▶ _Dataset entries on figures_:

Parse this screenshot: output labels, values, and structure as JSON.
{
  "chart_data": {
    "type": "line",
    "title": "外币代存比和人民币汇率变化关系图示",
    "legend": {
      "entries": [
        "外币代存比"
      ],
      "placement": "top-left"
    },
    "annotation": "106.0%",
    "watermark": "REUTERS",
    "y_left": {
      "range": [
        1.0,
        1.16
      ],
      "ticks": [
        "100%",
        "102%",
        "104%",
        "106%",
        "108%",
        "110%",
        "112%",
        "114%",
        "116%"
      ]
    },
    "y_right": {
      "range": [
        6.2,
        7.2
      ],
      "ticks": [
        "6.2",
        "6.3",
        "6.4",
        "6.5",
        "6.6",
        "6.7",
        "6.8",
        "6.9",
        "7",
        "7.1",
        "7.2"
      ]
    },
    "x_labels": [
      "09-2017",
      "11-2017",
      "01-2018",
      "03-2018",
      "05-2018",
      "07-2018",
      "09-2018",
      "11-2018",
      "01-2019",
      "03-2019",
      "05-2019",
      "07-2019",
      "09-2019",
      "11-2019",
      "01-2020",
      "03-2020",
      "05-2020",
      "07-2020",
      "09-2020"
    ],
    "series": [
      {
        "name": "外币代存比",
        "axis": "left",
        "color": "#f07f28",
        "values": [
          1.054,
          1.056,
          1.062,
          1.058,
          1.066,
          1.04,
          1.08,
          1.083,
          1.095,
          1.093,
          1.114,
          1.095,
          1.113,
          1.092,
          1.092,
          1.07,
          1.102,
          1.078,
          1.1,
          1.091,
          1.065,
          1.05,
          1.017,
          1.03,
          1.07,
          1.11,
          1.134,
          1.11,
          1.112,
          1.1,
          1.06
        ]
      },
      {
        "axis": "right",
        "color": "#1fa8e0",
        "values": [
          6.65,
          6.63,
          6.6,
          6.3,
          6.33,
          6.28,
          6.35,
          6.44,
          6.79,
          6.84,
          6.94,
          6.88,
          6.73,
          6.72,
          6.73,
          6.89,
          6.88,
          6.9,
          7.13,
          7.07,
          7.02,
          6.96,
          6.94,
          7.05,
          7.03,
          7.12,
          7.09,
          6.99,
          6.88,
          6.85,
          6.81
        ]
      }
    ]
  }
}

▶ _WRITTEN REQUEST_:
Write down all the entries again without a single difference.

▶ _THE REPLY_:
Parse this screenshot: output labels, values, and structure as JSON.
{
  "chart_data": {
    "type": "line",
    "title": "外币代存比和人民币汇率变化关系图示",
    "legend": {
      "entries": [
        "外币代存比"
      ],
      "placement": "top-left"
    },
    "annotation": "106.0%",
    "watermark": "REUTERS",
    "y_left": {
      "range": [
        1.0,
        1.16
      ],
      "ticks": [
        "100%",
        "102%",
        "104%",
        "106%",
        "108%",
        "110%",
        "112%",
        "114%",
        "116%"
      ]
    },
    "y_right": {
      "range": [
        6.2,
        7.2
      ],
      "ticks": [
        "6.2",
        "6.3",
        "6.4",
        "6.5",
        "6.6",
        "6.7",
        "6.8",
        "6.9",
        "7",
        "7.1",
        "7.2"
      ]
    },
    "x_labels": [
      "09-2017",
      "11-2017",
      "01-2018",
      "03-2018",
      "05-2018",
      "07-2018",
      "09-2018",
      "11-2018",
      "01-2019",
      "03-2019",
      "05-2019",
      "07-2019",
      "09-2019",
      "11-2019",
      "01-2020",
      "03-2020",
      "05-2020",
      "07-2020",
      "09-2020"
    ],
    "series": [
      {
        "name": "外币代存比",
        "axis": "left",
        "color": "#f07f28",
        "values": [
          1.054,
          1.056,
          1.062,
          1.058,
          1.066,
          1.04,
          1.08,
          1.083,
          1.095,
          1.093,
          1.114,
          1.095,
          1.113,
          1.092,
          1.092,
          1.07,
          1.102,
          1.078,
          1.1,
          1.091,
          1.065,
          1.05,
          1.017,
          1.03,
          1.07,
          1.11,
          1.134,
          1.11,
          1.112,
          1.1,
          1.06
        ]
      },
      {
        "axis": "right",
        "color": "#1fa8e0",
        "values": [
          6.65,
          6.63,
          6.6,
          6.3,
          6.33,
          6.28,
          6.35,
          6.44,
          6.79,
          6.84,
          6.94,
          6.88,
          6.73,
          6.72,
          6.73,
          6.89,
          6.88,
          6.9,
          7.13,
          7.07,
          7.02,
          6.96,
          6.94,
          7.05,
          7.03,
          7.12,
          7.09,
          6.99,
          6.88,
          6.85,
          6.81
        ]
      }
    ]
  }
}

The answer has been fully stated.